[Collection entries]
* * *
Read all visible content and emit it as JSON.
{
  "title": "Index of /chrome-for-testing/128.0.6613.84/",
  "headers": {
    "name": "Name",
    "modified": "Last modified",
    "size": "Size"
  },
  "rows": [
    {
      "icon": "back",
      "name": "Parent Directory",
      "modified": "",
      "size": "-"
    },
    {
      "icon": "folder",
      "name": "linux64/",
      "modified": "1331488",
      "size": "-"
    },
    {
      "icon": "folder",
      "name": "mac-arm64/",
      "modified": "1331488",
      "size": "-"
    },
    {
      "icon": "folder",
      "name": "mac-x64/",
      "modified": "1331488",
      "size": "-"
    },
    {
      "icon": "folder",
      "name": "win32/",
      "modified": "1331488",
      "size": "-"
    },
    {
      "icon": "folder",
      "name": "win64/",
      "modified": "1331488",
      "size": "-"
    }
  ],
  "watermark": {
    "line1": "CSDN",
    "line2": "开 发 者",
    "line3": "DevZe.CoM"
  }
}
* * *
[WHAT TO PRODUCE] Exactly reproduce all of the entries above.

[RIGHT ANSWER]
Read all visible content and emit it as JSON.
{
  "title": "Index of /chrome-for-testing/128.0.6613.84/",
  "headers": {
    "name": "Name",
    "modified": "Last modified",
    "size": "Size"
  },
  "rows": [
    {
      "icon": "back",
      "name": "Parent Directory",
      "modified": "",
      "size": "-"
    },
    {
      "icon": "folder",
      "name": "linux64/",
      "modified": "1331488",
      "size": "-"
    },
    {
      "icon": "folder",
      "name": "mac-arm64/",
      "modified": "1331488",
      "size": "-"
    },
    {
      "icon": "folder",
      "name": "mac-x64/",
      "modified": "1331488",
      "size": "-"
    },
    {
      "icon": "folder",
      "name": "win32/",
      "modified": "1331488",
      "size": "-"
    },
    {
      "icon": "folder",
      "name": "win64/",
      "modified": "1331488",
      "size": "-"
    }
  ],
  "watermark": {
    "line1": "CSDN",
    "line2": "开 发 者",
    "line3": "DevZe.CoM"
  }
}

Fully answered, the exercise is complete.